Supplied data →
— Start —

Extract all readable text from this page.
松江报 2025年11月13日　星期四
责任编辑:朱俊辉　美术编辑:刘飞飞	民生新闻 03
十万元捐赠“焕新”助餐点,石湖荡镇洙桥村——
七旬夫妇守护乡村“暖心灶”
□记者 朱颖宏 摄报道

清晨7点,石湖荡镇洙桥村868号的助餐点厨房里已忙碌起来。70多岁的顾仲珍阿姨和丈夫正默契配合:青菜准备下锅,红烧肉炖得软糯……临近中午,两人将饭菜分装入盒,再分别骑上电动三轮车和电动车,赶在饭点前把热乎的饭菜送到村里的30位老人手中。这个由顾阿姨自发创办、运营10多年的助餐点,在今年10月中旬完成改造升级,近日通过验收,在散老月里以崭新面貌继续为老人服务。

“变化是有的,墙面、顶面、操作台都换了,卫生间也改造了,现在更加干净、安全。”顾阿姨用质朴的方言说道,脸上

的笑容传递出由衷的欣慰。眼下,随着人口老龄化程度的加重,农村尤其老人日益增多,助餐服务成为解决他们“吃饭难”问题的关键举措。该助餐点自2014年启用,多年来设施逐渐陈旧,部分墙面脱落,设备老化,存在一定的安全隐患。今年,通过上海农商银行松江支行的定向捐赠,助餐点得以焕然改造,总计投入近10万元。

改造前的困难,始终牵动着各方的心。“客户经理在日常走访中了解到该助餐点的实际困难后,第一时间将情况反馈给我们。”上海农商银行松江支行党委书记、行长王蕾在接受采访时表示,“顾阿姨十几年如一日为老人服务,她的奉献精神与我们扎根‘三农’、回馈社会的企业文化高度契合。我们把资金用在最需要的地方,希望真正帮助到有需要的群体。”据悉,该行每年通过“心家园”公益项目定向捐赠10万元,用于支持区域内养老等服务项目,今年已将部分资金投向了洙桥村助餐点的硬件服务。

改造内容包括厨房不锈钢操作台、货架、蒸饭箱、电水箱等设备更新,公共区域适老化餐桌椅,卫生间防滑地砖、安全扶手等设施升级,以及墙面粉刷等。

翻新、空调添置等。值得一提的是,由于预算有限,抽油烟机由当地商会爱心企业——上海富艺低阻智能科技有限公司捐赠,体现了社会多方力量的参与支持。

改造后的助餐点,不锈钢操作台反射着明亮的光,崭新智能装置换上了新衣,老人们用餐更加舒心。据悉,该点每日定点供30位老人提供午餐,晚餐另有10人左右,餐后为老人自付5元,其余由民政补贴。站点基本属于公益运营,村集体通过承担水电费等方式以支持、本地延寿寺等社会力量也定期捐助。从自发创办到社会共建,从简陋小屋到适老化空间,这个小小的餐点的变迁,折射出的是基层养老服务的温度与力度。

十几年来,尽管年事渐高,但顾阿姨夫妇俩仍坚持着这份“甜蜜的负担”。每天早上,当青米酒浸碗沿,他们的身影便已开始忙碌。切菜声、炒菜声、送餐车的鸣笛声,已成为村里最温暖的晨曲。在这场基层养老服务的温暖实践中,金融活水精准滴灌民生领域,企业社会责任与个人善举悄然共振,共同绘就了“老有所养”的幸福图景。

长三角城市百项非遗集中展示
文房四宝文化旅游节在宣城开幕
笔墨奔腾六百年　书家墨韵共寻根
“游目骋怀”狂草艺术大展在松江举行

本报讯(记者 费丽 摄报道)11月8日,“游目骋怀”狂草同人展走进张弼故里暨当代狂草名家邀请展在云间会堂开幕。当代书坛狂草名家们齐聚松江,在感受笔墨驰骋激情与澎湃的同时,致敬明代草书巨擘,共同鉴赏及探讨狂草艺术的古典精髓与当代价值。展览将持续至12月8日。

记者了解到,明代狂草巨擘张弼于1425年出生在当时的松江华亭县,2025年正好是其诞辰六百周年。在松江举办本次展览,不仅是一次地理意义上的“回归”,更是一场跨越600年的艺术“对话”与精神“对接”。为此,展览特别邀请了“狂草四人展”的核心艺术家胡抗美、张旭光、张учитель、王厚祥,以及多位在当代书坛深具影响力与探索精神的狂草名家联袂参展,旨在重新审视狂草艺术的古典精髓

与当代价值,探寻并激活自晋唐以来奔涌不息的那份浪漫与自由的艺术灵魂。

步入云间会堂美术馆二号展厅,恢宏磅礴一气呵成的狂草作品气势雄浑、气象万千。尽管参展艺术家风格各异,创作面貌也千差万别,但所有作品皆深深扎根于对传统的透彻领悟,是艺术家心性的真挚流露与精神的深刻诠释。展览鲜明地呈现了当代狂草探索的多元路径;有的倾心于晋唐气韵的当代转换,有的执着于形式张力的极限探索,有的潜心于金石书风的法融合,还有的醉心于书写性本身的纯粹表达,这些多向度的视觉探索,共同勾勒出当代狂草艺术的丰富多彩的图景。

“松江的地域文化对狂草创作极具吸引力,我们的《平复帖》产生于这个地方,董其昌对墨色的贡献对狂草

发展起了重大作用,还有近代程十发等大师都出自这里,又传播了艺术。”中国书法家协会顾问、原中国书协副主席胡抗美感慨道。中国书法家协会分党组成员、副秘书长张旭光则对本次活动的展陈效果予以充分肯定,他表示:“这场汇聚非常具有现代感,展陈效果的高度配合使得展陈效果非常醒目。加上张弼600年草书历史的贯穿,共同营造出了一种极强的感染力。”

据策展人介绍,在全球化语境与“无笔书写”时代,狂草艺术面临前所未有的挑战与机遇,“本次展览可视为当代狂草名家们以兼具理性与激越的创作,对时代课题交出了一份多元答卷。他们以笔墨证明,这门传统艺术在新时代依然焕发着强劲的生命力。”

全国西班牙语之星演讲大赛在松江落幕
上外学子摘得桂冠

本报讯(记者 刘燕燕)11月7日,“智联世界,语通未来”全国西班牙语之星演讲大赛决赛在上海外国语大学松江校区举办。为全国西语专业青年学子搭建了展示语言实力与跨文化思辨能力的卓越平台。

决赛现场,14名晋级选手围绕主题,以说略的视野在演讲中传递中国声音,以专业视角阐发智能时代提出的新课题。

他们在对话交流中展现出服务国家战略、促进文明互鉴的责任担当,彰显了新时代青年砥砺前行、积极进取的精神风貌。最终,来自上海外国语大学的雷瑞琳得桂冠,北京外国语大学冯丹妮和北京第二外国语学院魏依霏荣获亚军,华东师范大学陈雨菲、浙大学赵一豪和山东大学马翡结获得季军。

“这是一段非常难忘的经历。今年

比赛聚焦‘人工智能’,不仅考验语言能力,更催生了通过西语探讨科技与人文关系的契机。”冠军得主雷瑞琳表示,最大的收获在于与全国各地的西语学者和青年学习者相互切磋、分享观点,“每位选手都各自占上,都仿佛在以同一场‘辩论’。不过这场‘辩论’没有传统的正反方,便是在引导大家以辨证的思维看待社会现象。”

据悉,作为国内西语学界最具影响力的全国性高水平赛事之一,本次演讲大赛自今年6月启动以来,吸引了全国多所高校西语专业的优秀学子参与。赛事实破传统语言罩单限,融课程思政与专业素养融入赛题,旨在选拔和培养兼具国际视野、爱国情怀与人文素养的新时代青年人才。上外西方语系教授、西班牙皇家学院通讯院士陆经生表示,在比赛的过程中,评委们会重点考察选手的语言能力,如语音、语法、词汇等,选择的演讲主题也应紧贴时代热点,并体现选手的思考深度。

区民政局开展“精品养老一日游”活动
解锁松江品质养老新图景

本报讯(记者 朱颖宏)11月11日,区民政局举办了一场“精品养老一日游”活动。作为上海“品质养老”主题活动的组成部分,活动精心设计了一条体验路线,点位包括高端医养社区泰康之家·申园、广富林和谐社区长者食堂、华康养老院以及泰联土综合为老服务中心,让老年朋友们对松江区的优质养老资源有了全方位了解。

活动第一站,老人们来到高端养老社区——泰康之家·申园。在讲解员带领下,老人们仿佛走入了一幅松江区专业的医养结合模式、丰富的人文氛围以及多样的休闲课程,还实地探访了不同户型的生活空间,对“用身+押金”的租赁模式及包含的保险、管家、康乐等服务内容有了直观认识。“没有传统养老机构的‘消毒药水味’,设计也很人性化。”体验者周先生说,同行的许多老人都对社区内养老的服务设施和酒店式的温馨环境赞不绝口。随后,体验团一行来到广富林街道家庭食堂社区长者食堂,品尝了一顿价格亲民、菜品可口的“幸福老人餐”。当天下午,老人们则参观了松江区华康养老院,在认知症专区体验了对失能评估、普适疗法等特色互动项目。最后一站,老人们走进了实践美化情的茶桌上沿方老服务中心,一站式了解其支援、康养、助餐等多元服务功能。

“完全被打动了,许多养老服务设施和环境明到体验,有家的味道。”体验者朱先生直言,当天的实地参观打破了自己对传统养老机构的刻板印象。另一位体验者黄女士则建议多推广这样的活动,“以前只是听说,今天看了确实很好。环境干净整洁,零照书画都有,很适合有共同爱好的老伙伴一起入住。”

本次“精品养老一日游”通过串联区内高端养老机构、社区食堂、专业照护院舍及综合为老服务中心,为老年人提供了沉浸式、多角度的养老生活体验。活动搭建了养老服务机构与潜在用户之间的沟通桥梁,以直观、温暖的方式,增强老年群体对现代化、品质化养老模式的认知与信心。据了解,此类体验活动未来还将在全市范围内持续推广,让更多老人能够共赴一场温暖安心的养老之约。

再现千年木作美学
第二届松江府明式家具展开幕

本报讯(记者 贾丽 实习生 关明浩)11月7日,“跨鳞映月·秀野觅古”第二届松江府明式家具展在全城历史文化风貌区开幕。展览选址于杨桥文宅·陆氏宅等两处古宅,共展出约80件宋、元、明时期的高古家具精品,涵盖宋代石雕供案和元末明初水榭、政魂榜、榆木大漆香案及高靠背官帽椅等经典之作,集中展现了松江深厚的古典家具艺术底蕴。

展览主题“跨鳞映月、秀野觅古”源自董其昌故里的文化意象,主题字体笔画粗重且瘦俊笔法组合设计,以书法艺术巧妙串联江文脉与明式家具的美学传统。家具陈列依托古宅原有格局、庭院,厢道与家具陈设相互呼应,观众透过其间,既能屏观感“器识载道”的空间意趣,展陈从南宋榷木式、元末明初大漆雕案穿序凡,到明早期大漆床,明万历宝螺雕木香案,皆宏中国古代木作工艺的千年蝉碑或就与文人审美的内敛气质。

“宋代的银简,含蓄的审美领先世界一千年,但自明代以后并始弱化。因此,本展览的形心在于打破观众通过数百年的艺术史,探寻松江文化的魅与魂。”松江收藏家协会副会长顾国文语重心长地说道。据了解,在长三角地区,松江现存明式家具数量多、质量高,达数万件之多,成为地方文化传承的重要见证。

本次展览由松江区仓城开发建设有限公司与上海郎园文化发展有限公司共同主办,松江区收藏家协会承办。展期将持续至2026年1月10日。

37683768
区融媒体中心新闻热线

— End —

Written exercise →
Among the lines of the data, identify those with the word "游目骋怀". Copy each of them.

Exercise solution →
“游目骋怀”狂草艺术大展在松江举行
本报讯(记者 费丽 摄报道)11月8日,“游目骋怀”狂草同人展走进张弼故里暨当代狂草名家邀请展在云间会堂开幕。当代书坛狂草名家们齐聚松江,在感受笔墨驰骋激情与澎湃的同时,致敬明代草书巨擘,共同鉴赏及探讨狂草艺术的古典精髓与当代价值。展览将持续至12月8日。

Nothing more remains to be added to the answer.